-- Begin ENTRIES SHOWN --

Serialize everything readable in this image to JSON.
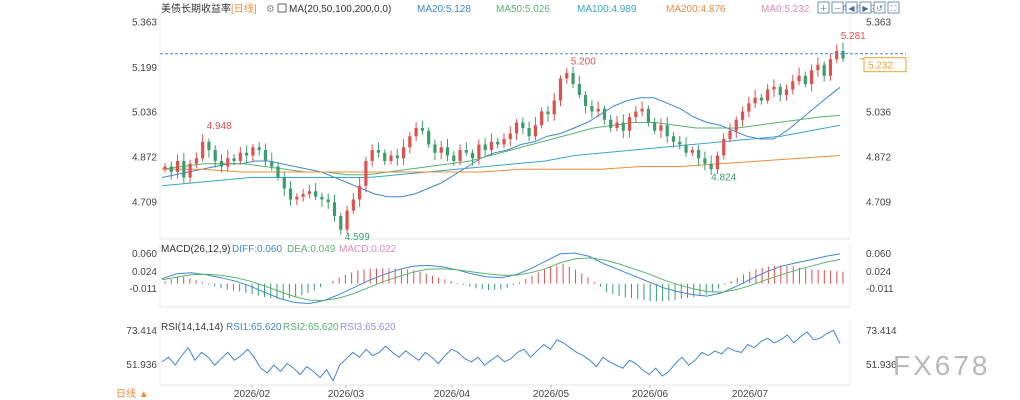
{
  "header": {
    "title": "美债长期收益率",
    "period_tag": "[日线]",
    "ma_label": "MA(20,50,100,200,0,0)",
    "legend": [
      {
        "label": "MA20:5.128",
        "color": "#3f86d6"
      },
      {
        "label": "MA50:5.026",
        "color": "#57b36f"
      },
      {
        "label": "MA100:4.989",
        "color": "#38a5cc"
      },
      {
        "label": "MA200:4.876",
        "color": "#f08c3a"
      },
      {
        "label": "MA0:5.232",
        "color": "#e48ab7"
      },
      {
        "label": "MA0:5.232",
        "color": "#8f8fe6"
      }
    ]
  },
  "toolbar": {
    "icons": [
      "zoom-in-icon",
      "zoom-out-icon",
      "scroll-left-icon",
      "scroll-right-icon",
      "reset-icon",
      "fullscreen-icon"
    ]
  },
  "footer": {
    "period_button": "日线 ▲"
  },
  "watermark": "FX678",
  "colors": {
    "up": "#e0504f",
    "down": "#3a9d6e",
    "ma20": "#3f86d6",
    "ma50": "#57b36f",
    "ma100": "#38a5cc",
    "ma200": "#f08c3a",
    "last": "#f0a030"
  },
  "chart_data": [
    {
      "type": "candlestick",
      "title": "美债长期收益率",
      "y_ticks": [
        "5.363",
        "5.199",
        "5.036",
        "4.872",
        "4.709"
      ],
      "ylim": [
        4.58,
        5.38
      ],
      "x_ticks": [
        "2026/02",
        "2026/03",
        "2026/04",
        "2026/05",
        "2026/06",
        "2026/07"
      ],
      "annotations": [
        "4.948",
        "4.599",
        "5.200",
        "4.824",
        "5.281"
      ],
      "last_value": "5.232",
      "closes": [
        4.84,
        4.82,
        4.86,
        4.8,
        4.85,
        4.87,
        4.93,
        4.9,
        4.86,
        4.84,
        4.87,
        4.86,
        4.89,
        4.88,
        4.91,
        4.9,
        4.86,
        4.84,
        4.8,
        4.76,
        4.72,
        4.73,
        4.74,
        4.75,
        4.73,
        4.72,
        4.71,
        4.66,
        4.61,
        4.68,
        4.72,
        4.77,
        4.86,
        4.9,
        4.89,
        4.86,
        4.88,
        4.87,
        4.91,
        4.95,
        4.98,
        4.97,
        4.92,
        4.89,
        4.91,
        4.88,
        4.86,
        4.9,
        4.89,
        4.87,
        4.92,
        4.9,
        4.93,
        4.92,
        4.94,
        4.96,
        5.0,
        4.98,
        4.95,
        4.99,
        5.04,
        5.03,
        5.08,
        5.16,
        5.18,
        5.14,
        5.1,
        5.06,
        5.04,
        5.05,
        5.01,
        4.98,
        5.0,
        4.97,
        5.02,
        5.04,
        5.05,
        5.0,
        4.97,
        4.99,
        4.95,
        4.93,
        4.92,
        4.89,
        4.9,
        4.87,
        4.85,
        4.83,
        4.88,
        4.94,
        4.97,
        5.01,
        5.04,
        5.07,
        5.09,
        5.08,
        5.12,
        5.13,
        5.1,
        5.12,
        5.15,
        5.17,
        5.14,
        5.19,
        5.21,
        5.17,
        5.23,
        5.26,
        5.232
      ],
      "series": [
        {
          "name": "MA20",
          "values": [
            4.8,
            4.81,
            4.82,
            4.83,
            4.84,
            4.85,
            4.85,
            4.86,
            4.86,
            4.85,
            4.84,
            4.83,
            4.82,
            4.8,
            4.78,
            4.76,
            4.74,
            4.73,
            4.73,
            4.74,
            4.76,
            4.78,
            4.81,
            4.84,
            4.87,
            4.89,
            4.9,
            4.92,
            4.93,
            4.95,
            4.96,
            4.98,
            5.0,
            5.03,
            5.06,
            5.08,
            5.09,
            5.09,
            5.07,
            5.05,
            5.02,
            5.0,
            4.99,
            4.97,
            4.95,
            4.94,
            4.94,
            4.97,
            5.01,
            5.05,
            5.09,
            5.128
          ]
        },
        {
          "name": "MA50",
          "values": [
            4.83,
            4.84,
            4.85,
            4.85,
            4.85,
            4.84,
            4.83,
            4.82,
            4.82,
            4.81,
            4.81,
            4.82,
            4.83,
            4.84,
            4.85,
            4.86,
            4.88,
            4.9,
            4.92,
            4.94,
            4.96,
            4.98,
            4.99,
            5.0,
            5.0,
            4.99,
            4.98,
            4.98,
            4.98,
            4.99,
            5.0,
            5.01,
            5.02,
            5.026
          ]
        },
        {
          "name": "MA100",
          "values": [
            4.77,
            4.78,
            4.79,
            4.8,
            4.8,
            4.8,
            4.8,
            4.8,
            4.81,
            4.82,
            4.83,
            4.84,
            4.85,
            4.86,
            4.88,
            4.89,
            4.9,
            4.91,
            4.92,
            4.93,
            4.94,
            4.95,
            4.97,
            4.99
          ]
        },
        {
          "name": "MA200",
          "values": [
            4.83,
            4.83,
            4.82,
            4.82,
            4.82,
            4.82,
            4.82,
            4.82,
            4.82,
            4.83,
            4.83,
            4.83,
            4.84,
            4.84,
            4.85,
            4.86,
            4.87,
            4.88
          ]
        }
      ]
    },
    {
      "type": "bar",
      "title": "MACD(26,12,9)",
      "legend": [
        {
          "label": "DIFF:0.060",
          "color": "#3f86d6"
        },
        {
          "label": "DEA:0.049",
          "color": "#57b36f"
        },
        {
          "label": "MACD:0.022",
          "color": "#e48ab7"
        }
      ],
      "y_ticks": [
        "0.060",
        "0.024",
        "-0.011"
      ],
      "ylim": [
        -0.045,
        0.072
      ],
      "series": [
        {
          "name": "DIFF",
          "values": [
            0.01,
            0.02,
            0.022,
            0.018,
            0.012,
            0.005,
            -0.005,
            -0.018,
            -0.03,
            -0.038,
            -0.04,
            -0.034,
            -0.022,
            -0.008,
            0.006,
            0.018,
            0.028,
            0.035,
            0.037,
            0.034,
            0.028,
            0.02,
            0.014,
            0.012,
            0.018,
            0.03,
            0.045,
            0.06,
            0.062,
            0.055,
            0.04,
            0.028,
            0.016,
            0.004,
            -0.008,
            -0.016,
            -0.022,
            -0.025,
            -0.018,
            -0.005,
            0.01,
            0.024,
            0.035,
            0.042,
            0.048,
            0.055,
            0.06
          ]
        },
        {
          "name": "DEA",
          "values": [
            0.008,
            0.013,
            0.018,
            0.019,
            0.017,
            0.012,
            0.005,
            -0.005,
            -0.016,
            -0.026,
            -0.033,
            -0.034,
            -0.029,
            -0.02,
            -0.008,
            0.004,
            0.014,
            0.023,
            0.029,
            0.03,
            0.028,
            0.024,
            0.02,
            0.017,
            0.017,
            0.022,
            0.03,
            0.042,
            0.05,
            0.052,
            0.048,
            0.04,
            0.03,
            0.02,
            0.008,
            -0.002,
            -0.01,
            -0.016,
            -0.017,
            -0.012,
            -0.003,
            0.008,
            0.018,
            0.027,
            0.035,
            0.043,
            0.049
          ]
        }
      ]
    },
    {
      "type": "line",
      "title": "RSI(14,14,14)",
      "legend": [
        {
          "label": "RSI1:65.620",
          "color": "#3f86d6"
        },
        {
          "label": "RSI2:65.620",
          "color": "#57b36f"
        },
        {
          "label": "RSI3:65.620",
          "color": "#8f8fe6"
        }
      ],
      "y_ticks": [
        "73.414",
        "51.936"
      ],
      "ylim": [
        40,
        78
      ],
      "values": [
        54,
        57,
        52,
        58,
        63,
        55,
        60,
        57,
        52,
        56,
        60,
        55,
        58,
        62,
        57,
        50,
        47,
        52,
        48,
        53,
        50,
        46,
        51,
        48,
        44,
        49,
        42,
        52,
        56,
        60,
        57,
        62,
        58,
        60,
        64,
        60,
        57,
        61,
        58,
        55,
        60,
        57,
        53,
        58,
        62,
        60,
        56,
        54,
        57,
        52,
        55,
        58,
        54,
        56,
        60,
        62,
        57,
        61,
        65,
        62,
        68,
        66,
        63,
        60,
        58,
        55,
        51,
        57,
        54,
        52,
        50,
        55,
        53,
        49,
        46,
        50,
        45,
        48,
        53,
        57,
        52,
        55,
        60,
        58,
        61,
        59,
        63,
        61,
        60,
        65,
        63,
        67,
        69,
        66,
        68,
        71,
        66,
        70,
        73,
        68,
        69,
        72,
        74,
        65.6
      ]
    }
  ]
}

-- End ENTRIES SHOWN --

WHAT YOU NEED TO DO:
Reproduce each line of the material containing the word "type".

THE OUTPUT:
      "type": "candlestick",
      "type": "bar",
      "type": "line",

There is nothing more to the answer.